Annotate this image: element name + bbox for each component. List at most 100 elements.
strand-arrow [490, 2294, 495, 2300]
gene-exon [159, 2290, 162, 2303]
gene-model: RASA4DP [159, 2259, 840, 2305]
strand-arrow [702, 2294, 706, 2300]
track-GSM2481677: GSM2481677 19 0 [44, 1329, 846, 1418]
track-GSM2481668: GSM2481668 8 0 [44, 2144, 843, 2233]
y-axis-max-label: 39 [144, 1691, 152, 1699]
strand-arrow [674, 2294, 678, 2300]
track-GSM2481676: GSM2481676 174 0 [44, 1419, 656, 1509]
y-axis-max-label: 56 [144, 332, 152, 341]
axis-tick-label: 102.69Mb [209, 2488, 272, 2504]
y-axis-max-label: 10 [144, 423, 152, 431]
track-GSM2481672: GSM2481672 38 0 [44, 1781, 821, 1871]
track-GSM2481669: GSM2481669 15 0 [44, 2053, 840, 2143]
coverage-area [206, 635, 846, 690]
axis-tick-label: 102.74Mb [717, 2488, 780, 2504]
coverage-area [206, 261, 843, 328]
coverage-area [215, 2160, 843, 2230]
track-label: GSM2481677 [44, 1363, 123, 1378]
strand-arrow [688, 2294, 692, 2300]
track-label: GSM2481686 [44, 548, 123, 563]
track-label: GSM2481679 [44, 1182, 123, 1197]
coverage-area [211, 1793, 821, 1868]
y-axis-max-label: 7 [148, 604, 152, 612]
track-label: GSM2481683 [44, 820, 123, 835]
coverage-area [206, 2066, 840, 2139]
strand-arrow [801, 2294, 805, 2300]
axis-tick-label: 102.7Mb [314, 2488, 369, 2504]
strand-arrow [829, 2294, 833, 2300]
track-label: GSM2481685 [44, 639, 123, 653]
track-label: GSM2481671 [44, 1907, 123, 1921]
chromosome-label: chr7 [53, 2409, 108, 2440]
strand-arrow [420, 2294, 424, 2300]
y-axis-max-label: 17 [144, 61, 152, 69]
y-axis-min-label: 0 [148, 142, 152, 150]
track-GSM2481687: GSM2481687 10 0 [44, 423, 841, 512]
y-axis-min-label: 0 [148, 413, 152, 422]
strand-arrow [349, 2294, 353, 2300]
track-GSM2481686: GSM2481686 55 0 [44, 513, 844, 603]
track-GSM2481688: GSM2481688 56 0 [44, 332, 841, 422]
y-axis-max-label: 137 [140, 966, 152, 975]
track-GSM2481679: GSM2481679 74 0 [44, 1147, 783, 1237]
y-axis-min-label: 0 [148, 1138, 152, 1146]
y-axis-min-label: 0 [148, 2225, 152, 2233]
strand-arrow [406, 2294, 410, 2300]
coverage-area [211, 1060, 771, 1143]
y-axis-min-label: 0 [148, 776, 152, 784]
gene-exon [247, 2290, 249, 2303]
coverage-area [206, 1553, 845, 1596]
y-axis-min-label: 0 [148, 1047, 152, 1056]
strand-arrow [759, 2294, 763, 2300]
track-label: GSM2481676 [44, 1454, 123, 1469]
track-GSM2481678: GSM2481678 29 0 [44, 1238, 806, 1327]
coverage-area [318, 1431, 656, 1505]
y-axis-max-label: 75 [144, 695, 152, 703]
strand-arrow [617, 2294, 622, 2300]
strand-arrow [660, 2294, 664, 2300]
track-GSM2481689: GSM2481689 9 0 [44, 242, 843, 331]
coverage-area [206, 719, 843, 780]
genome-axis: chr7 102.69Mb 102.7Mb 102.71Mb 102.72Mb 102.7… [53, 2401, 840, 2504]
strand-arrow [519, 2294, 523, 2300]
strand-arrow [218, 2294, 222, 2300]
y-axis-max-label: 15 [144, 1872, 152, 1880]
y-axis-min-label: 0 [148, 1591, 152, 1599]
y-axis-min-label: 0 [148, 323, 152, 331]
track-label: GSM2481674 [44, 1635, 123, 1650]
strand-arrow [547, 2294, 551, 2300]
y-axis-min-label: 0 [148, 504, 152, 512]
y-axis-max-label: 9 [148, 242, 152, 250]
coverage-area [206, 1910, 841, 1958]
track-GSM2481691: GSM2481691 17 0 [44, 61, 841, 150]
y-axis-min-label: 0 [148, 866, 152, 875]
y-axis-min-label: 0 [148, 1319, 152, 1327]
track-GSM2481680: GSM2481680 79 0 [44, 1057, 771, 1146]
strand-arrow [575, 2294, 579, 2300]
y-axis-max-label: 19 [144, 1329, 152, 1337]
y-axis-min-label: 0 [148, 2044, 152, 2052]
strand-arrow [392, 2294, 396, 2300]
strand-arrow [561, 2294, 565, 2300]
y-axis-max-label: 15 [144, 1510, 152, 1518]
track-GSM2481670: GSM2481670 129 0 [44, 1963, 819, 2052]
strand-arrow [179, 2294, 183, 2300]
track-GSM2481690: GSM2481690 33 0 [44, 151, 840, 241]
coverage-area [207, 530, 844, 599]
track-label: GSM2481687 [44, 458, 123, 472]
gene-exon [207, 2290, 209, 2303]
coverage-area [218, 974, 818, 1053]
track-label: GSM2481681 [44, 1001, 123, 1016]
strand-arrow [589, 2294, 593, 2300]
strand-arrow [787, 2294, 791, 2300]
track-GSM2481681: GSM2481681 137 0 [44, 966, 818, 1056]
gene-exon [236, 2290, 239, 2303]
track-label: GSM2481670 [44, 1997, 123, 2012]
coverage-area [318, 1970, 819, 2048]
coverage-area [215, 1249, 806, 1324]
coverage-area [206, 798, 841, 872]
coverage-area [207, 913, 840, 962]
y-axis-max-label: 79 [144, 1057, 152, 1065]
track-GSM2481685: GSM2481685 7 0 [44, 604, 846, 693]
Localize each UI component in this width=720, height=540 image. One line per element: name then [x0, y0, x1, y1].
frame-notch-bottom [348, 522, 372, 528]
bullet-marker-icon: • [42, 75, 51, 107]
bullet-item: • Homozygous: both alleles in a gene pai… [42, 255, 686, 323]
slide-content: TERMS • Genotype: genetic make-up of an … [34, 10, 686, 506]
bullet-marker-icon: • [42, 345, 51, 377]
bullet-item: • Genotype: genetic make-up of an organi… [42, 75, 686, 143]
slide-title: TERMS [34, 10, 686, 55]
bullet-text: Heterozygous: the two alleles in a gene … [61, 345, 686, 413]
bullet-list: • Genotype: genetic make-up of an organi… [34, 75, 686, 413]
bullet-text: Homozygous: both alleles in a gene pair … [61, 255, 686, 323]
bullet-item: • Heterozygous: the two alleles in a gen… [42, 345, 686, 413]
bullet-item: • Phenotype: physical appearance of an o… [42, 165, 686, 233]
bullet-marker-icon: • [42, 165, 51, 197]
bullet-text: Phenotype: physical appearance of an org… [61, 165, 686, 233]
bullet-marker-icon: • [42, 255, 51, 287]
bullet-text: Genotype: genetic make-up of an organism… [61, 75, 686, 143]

================================

• [EXERCISE REQUIREMENTS]:
Could you copy every record above exactly as it stands?

• [EXERCISE RESPONSE]:
Annotate this image: element name + bbox for each component. List at most 100 elements.
strand-arrow [490, 2294, 495, 2300]
gene-exon [159, 2290, 162, 2303]
gene-model: RASA4DP [159, 2259, 840, 2305]
strand-arrow [702, 2294, 706, 2300]
track-GSM2481677: GSM2481677 19 0 [44, 1329, 846, 1418]
track-GSM2481668: GSM2481668 8 0 [44, 2144, 843, 2233]
y-axis-max-label: 39 [144, 1691, 152, 1699]
strand-arrow [674, 2294, 678, 2300]
track-GSM2481676: GSM2481676 174 0 [44, 1419, 656, 1509]
y-axis-max-label: 56 [144, 332, 152, 341]
axis-tick-label: 102.69Mb [209, 2488, 272, 2504]
y-axis-max-label: 10 [144, 423, 152, 431]
track-GSM2481672: GSM2481672 38 0 [44, 1781, 821, 1871]
track-GSM2481669: GSM2481669 15 0 [44, 2053, 840, 2143]
coverage-area [206, 635, 846, 690]
axis-tick-label: 102.74Mb [717, 2488, 780, 2504]
coverage-area [206, 261, 843, 328]
coverage-area [215, 2160, 843, 2230]
track-label: GSM2481677 [44, 1363, 123, 1378]
strand-arrow [688, 2294, 692, 2300]
track-label: GSM2481686 [44, 548, 123, 563]
track-label: GSM2481679 [44, 1182, 123, 1197]
coverage-area [211, 1793, 821, 1868]
y-axis-max-label: 7 [148, 604, 152, 612]
track-label: GSM2481683 [44, 820, 123, 835]
coverage-area [206, 2066, 840, 2139]
strand-arrow [801, 2294, 805, 2300]
axis-tick-label: 102.7Mb [314, 2488, 369, 2504]
strand-arrow [829, 2294, 833, 2300]
track-label: GSM2481685 [44, 639, 123, 653]
track-label: GSM2481671 [44, 1907, 123, 1921]
chromosome-label: chr7 [53, 2409, 108, 2440]
strand-arrow [420, 2294, 424, 2300]
y-axis-max-label: 17 [144, 61, 152, 69]
y-axis-min-label: 0 [148, 142, 152, 150]
track-GSM2481687: GSM2481687 10 0 [44, 423, 841, 512]
y-axis-min-label: 0 [148, 413, 152, 422]
strand-arrow [349, 2294, 353, 2300]
track-GSM2481686: GSM2481686 55 0 [44, 513, 844, 603]
track-GSM2481688: GSM2481688 56 0 [44, 332, 841, 422]
y-axis-max-label: 137 [140, 966, 152, 975]
track-GSM2481679: GSM2481679 74 0 [44, 1147, 783, 1237]
y-axis-min-label: 0 [148, 1138, 152, 1146]
y-axis-min-label: 0 [148, 2225, 152, 2233]
strand-arrow [406, 2294, 410, 2300]
coverage-area [211, 1060, 771, 1143]
y-axis-min-label: 0 [148, 776, 152, 784]
gene-exon [247, 2290, 249, 2303]
coverage-area [206, 1553, 845, 1596]
y-axis-min-label: 0 [148, 1047, 152, 1056]
strand-arrow [759, 2294, 763, 2300]
track-label: GSM2481676 [44, 1454, 123, 1469]
track-GSM2481678: GSM2481678 29 0 [44, 1238, 806, 1327]
coverage-area [318, 1431, 656, 1505]
y-axis-max-label: 75 [144, 695, 152, 703]
strand-arrow [617, 2294, 622, 2300]
strand-arrow [660, 2294, 664, 2300]
track-GSM2481689: GSM2481689 9 0 [44, 242, 843, 331]
coverage-area [206, 719, 843, 780]
genome-axis: chr7 102.69Mb 102.7Mb 102.71Mb 102.72Mb 102.7… [53, 2401, 840, 2504]
strand-arrow [519, 2294, 523, 2300]
strand-arrow [218, 2294, 222, 2300]
y-axis-max-label: 15 [144, 1872, 152, 1880]
y-axis-min-label: 0 [148, 1591, 152, 1599]
y-axis-min-label: 0 [148, 323, 152, 331]
track-label: GSM2481674 [44, 1635, 123, 1650]
strand-arrow [547, 2294, 551, 2300]
y-axis-min-label: 0 [148, 504, 152, 512]
y-axis-max-label: 9 [148, 242, 152, 250]
coverage-area [206, 1910, 841, 1958]
track-GSM2481691: GSM2481691 17 0 [44, 61, 841, 150]
y-axis-min-label: 0 [148, 866, 152, 875]
y-axis-min-label: 0 [148, 1319, 152, 1327]
track-GSM2481680: GSM2481680 79 0 [44, 1057, 771, 1146]
strand-arrow [575, 2294, 579, 2300]
y-axis-max-label: 19 [144, 1329, 152, 1337]
y-axis-min-label: 0 [148, 2044, 152, 2052]
strand-arrow [392, 2294, 396, 2300]
strand-arrow [561, 2294, 565, 2300]
y-axis-max-label: 15 [144, 1510, 152, 1518]
track-GSM2481670: GSM2481670 129 0 [44, 1963, 819, 2052]
strand-arrow [179, 2294, 183, 2300]
track-GSM2481690: GSM2481690 33 0 [44, 151, 840, 241]
coverage-area [207, 530, 844, 599]
track-label: GSM2481687 [44, 458, 123, 472]
gene-exon [207, 2290, 209, 2303]
coverage-area [218, 974, 818, 1053]
track-label: GSM2481681 [44, 1001, 123, 1016]
strand-arrow [589, 2294, 593, 2300]
strand-arrow [787, 2294, 791, 2300]
track-GSM2481681: GSM2481681 137 0 [44, 966, 818, 1056]
gene-exon [236, 2290, 239, 2303]
track-label: GSM2481670 [44, 1997, 123, 2012]
coverage-area [318, 1970, 819, 2048]
coverage-area [215, 1249, 806, 1324]
coverage-area [206, 798, 841, 872]
coverage-area [207, 913, 840, 962]
y-axis-max-label: 79 [144, 1057, 152, 1065]
track-GSM2481685: GSM2481685 7 0 [44, 604, 846, 693]
Localize each UI component in this width=720, height=540 image. One line per element: name then [x0, y0, x1, y1].
frame-notch-bottom [348, 522, 372, 528]
bullet-marker-icon: • [42, 75, 51, 107]
bullet-item: • Homozygous: both alleles in a gene pai… [42, 255, 686, 323]
slide-content: TERMS • Genotype: genetic make-up of an … [34, 10, 686, 506]
bullet-marker-icon: • [42, 345, 51, 377]
bullet-item: • Genotype: genetic make-up of an organi… [42, 75, 686, 143]
slide-title: TERMS [34, 10, 686, 55]
bullet-text: Heterozygous: the two alleles in a gene … [61, 345, 686, 413]
bullet-list: • Genotype: genetic make-up of an organi… [34, 75, 686, 413]
bullet-text: Homozygous: both alleles in a gene pair … [61, 255, 686, 323]
bullet-item: • Heterozygous: the two alleles in a gen… [42, 345, 686, 413]
bullet-item: • Phenotype: physical appearance of an o… [42, 165, 686, 233]
bullet-marker-icon: • [42, 165, 51, 197]
bullet-text: Phenotype: physical appearance of an org… [61, 165, 686, 233]
bullet-marker-icon: • [42, 255, 51, 287]
bullet-text: Genotype: genetic make-up of an organism… [61, 75, 686, 143]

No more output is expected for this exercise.